**** ENTRIES ****
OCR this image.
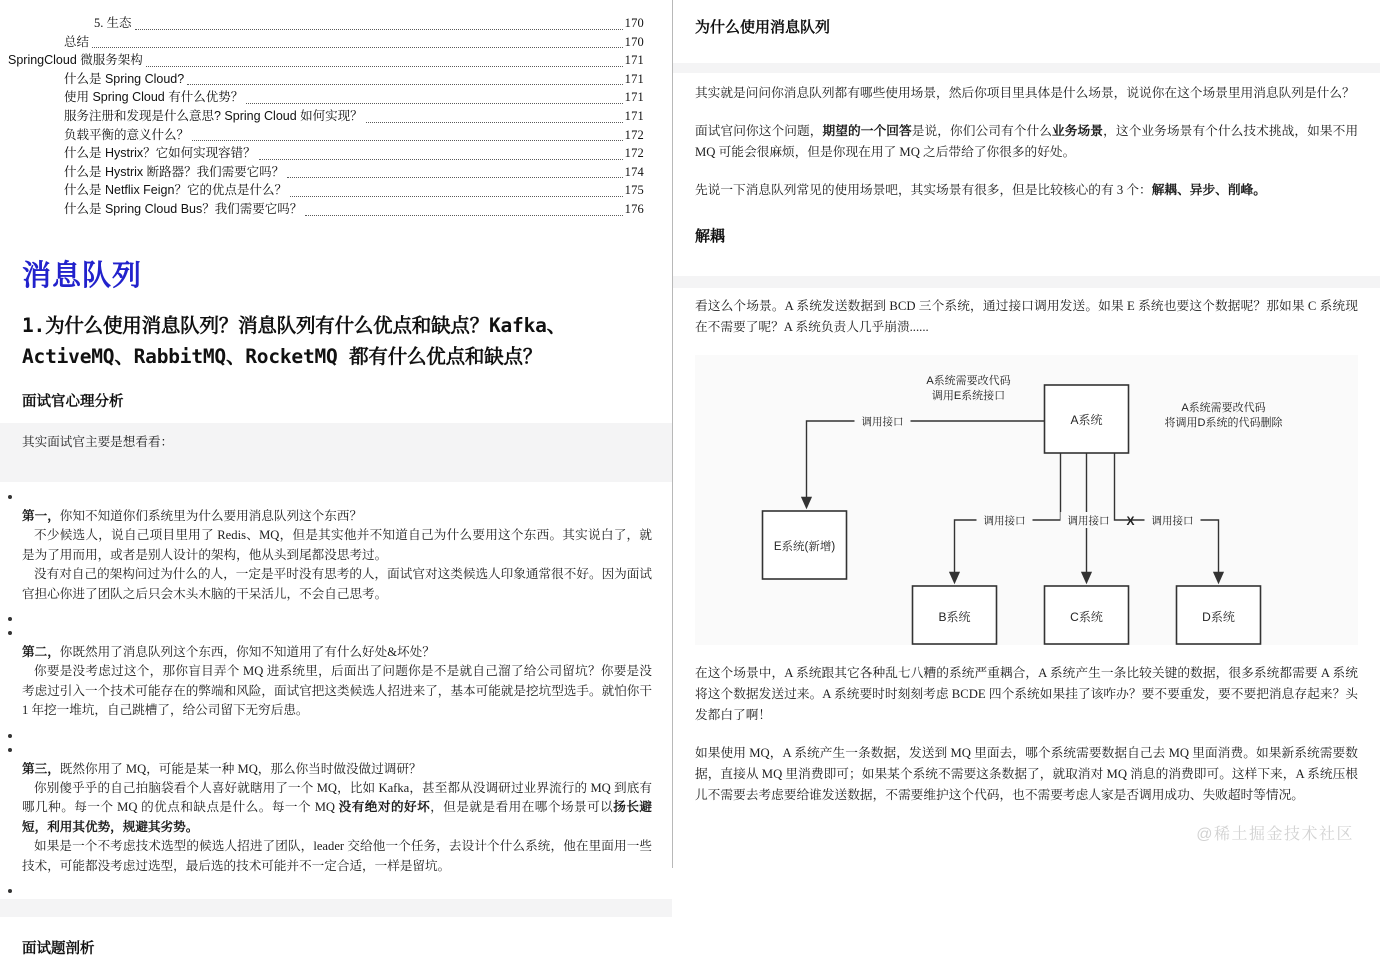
5. 生态	170
总结	170
SpringCloud 微服务架构	171
什么是 Spring Cloud?	171
使用 Spring Cloud 有什么优势？	171
服务注册和发现是什么意思? Spring Cloud 如何实现？	171
负载平衡的意义什么？	172
什么是 Hystrix？它如何实现容错？	172
什么是 Hystrix 断路器？我们需要它吗？	174
什么是 Netflix Feign？它的优点是什么？	175
什么是 Spring Cloud Bus？我们需要它吗？	176
消息队列
1.为什么使用消息队列？消息队列有什么优点和缺点？Kafka、ActiveMQ、RabbitMQ、RocketMQ 都有什么优点和缺点？
面试官心理分析

其实面试官主要是想看看：

第一，你知不知道你们系统里为什么要用消息队列这个东西？

不少候选人，说自己项目里用了 Redis、MQ，但是其实他并不知道自己为什么要用这个东西。其实说白了，就是为了用而用，或者是别人设计的架构，他从头到尾都没思考过。

没有对自己的架构问过为什么的人，一定是平时没有思考的人，面试官对这类候选人印象通常很不好。因为面试官担心你进了团队之后只会木头木脑的干呆活儿，不会自己思考。

第二，你既然用了消息队列这个东西，你知不知道用了有什么好处&坏处？

你要是没考虑过这个，那你盲目弄个 MQ 进系统里，后面出了问题你是不是就自己溜了给公司留坑？你要是没考虑过引入一个技术可能存在的弊端和风险，面试官把这类候选人招进来了，基本可能就是挖坑型选手。就怕你干 1 年挖一堆坑，自己跳槽了，给公司留下无穷后患。

第三，既然你用了 MQ，可能是某一种 MQ，那么你当时做没做过调研？

你别傻乎乎的自己拍脑袋看个人喜好就瞎用了一个 MQ，比如 Kafka，甚至都从没调研过业界流行的 MQ 到底有哪几种。每一个 MQ 的优点和缺点是什么。每一个 MQ 没有绝对的好坏，但是就是看用在哪个场景可以扬长避短，利用其优势，规避其劣势。

如果是一个不考虑技术选型的候选人招进了团队，leader 交给他一个任务，去设计个什么系统，他在里面用一些技术，可能都没考虑过选型，最后选的技术可能并不一定合适，一样是留坑。

面试题剖析
为什么使用消息队列

其实就是问问你消息队列都有哪些使用场景，然后你项目里具体是什么场景，说说你在这个场景里用消息队列是什么？

面试官问你这个问题，期望的一个回答是说，你们公司有个什么业务场景，这个业务场景有个什么技术挑战，如果不用 MQ 可能会很麻烦，但是你现在用了 MQ 之后带给了你很多的好处。

先说一下消息队列常见的使用场景吧，其实场景有很多，但是比较核心的有 3 个：解耦、异步、削峰。

解耦

看这么个场景。A 系统发送数据到 BCD 三个系统，通过接口调用发送。如果 E 系统也要这个数据呢？那如果 C 系统现在不需要了呢？A 系统负责人几乎崩溃......

A系统
E系统(新增)
B系统	C系统	D系统
调用接口
调用接口	调用接口	调用接口
X
A系统需要改代码
调用E系统接口
A系统需要改代码
将调用D系统的代码删除

在这个场景中，A 系统跟其它各种乱七八糟的系统严重耦合，A 系统产生一条比较关键的数据，很多系统都需要 A 系统将这个数据发送过来。A 系统要时时刻刻考虑 BCDE 四个系统如果挂了该咋办？要不要重发，要不要把消息存起来？头发都白了啊！

如果使用 MQ，A 系统产生一条数据，发送到 MQ 里面去，哪个系统需要数据自己去 MQ 里面消费。如果新系统需要数据，直接从 MQ 里消费即可；如果某个系统不需要这条数据了，就取消对 MQ 消息的消费即可。这样下来，A 系统压根儿不需要去考虑要给谁发送数据，不需要维护这个代码，也不需要考虑人家是否调用成功、失败超时等情况。

@稀土掘金技术社区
****
◆ OBJECTIVE ◆
Transcribe the listing above verbatim. Omit the pictures.

◆ TASK SOLUTION ◆
OCR this image.
5. 生态	170
总结	170
SpringCloud 微服务架构	171
什么是 Spring Cloud?	171
使用 Spring Cloud 有什么优势？	171
服务注册和发现是什么意思? Spring Cloud 如何实现？	171
负载平衡的意义什么？	172
什么是 Hystrix？它如何实现容错？	172
什么是 Hystrix 断路器？我们需要它吗？	174
什么是 Netflix Feign？它的优点是什么？	175
什么是 Spring Cloud Bus？我们需要它吗？	176
消息队列
1.为什么使用消息队列？消息队列有什么优点和缺点？Kafka、ActiveMQ、RabbitMQ、RocketMQ 都有什么优点和缺点？
面试官心理分析

其实面试官主要是想看看：

第一，你知不知道你们系统里为什么要用消息队列这个东西？

不少候选人，说自己项目里用了 Redis、MQ，但是其实他并不知道自己为什么要用这个东西。其实说白了，就是为了用而用，或者是别人设计的架构，他从头到尾都没思考过。

没有对自己的架构问过为什么的人，一定是平时没有思考的人，面试官对这类候选人印象通常很不好。因为面试官担心你进了团队之后只会木头木脑的干呆活儿，不会自己思考。

第二，你既然用了消息队列这个东西，你知不知道用了有什么好处&坏处？

你要是没考虑过这个，那你盲目弄个 MQ 进系统里，后面出了问题你是不是就自己溜了给公司留坑？你要是没考虑过引入一个技术可能存在的弊端和风险，面试官把这类候选人招进来了，基本可能就是挖坑型选手。就怕你干 1 年挖一堆坑，自己跳槽了，给公司留下无穷后患。

第三，既然你用了 MQ，可能是某一种 MQ，那么你当时做没做过调研？

你别傻乎乎的自己拍脑袋看个人喜好就瞎用了一个 MQ，比如 Kafka，甚至都从没调研过业界流行的 MQ 到底有哪几种。每一个 MQ 的优点和缺点是什么。每一个 MQ 没有绝对的好坏，但是就是看用在哪个场景可以扬长避短，利用其优势，规避其劣势。

如果是一个不考虑技术选型的候选人招进了团队，leader 交给他一个任务，去设计个什么系统，他在里面用一些技术，可能都没考虑过选型，最后选的技术可能并不一定合适，一样是留坑。

面试题剖析
为什么使用消息队列

其实就是问问你消息队列都有哪些使用场景，然后你项目里具体是什么场景，说说你在这个场景里用消息队列是什么？

面试官问你这个问题，期望的一个回答是说，你们公司有个什么业务场景，这个业务场景有个什么技术挑战，如果不用 MQ 可能会很麻烦，但是你现在用了 MQ 之后带给了你很多的好处。

先说一下消息队列常见的使用场景吧，其实场景有很多，但是比较核心的有 3 个：解耦、异步、削峰。

解耦

看这么个场景。A 系统发送数据到 BCD 三个系统，通过接口调用发送。如果 E 系统也要这个数据呢？那如果 C 系统现在不需要了呢？A 系统负责人几乎崩溃......

A系统
E系统(新增)
B系统	C系统	D系统
调用接口
调用接口	调用接口	调用接口
X
A系统需要改代码
调用E系统接口
A系统需要改代码
将调用D系统的代码删除

在这个场景中，A 系统跟其它各种乱七八糟的系统严重耦合，A 系统产生一条比较关键的数据，很多系统都需要 A 系统将这个数据发送过来。A 系统要时时刻刻考虑 BCDE 四个系统如果挂了该咋办？要不要重发，要不要把消息存起来？头发都白了啊！

如果使用 MQ，A 系统产生一条数据，发送到 MQ 里面去，哪个系统需要数据自己去 MQ 里面消费。如果新系统需要数据，直接从 MQ 里消费即可；如果某个系统不需要这条数据了，就取消对 MQ 消息的消费即可。这样下来，A 系统压根儿不需要去考虑要给谁发送数据，不需要维护这个代码，也不需要考虑人家是否调用成功、失败超时等情况。

@稀土掘金技术社区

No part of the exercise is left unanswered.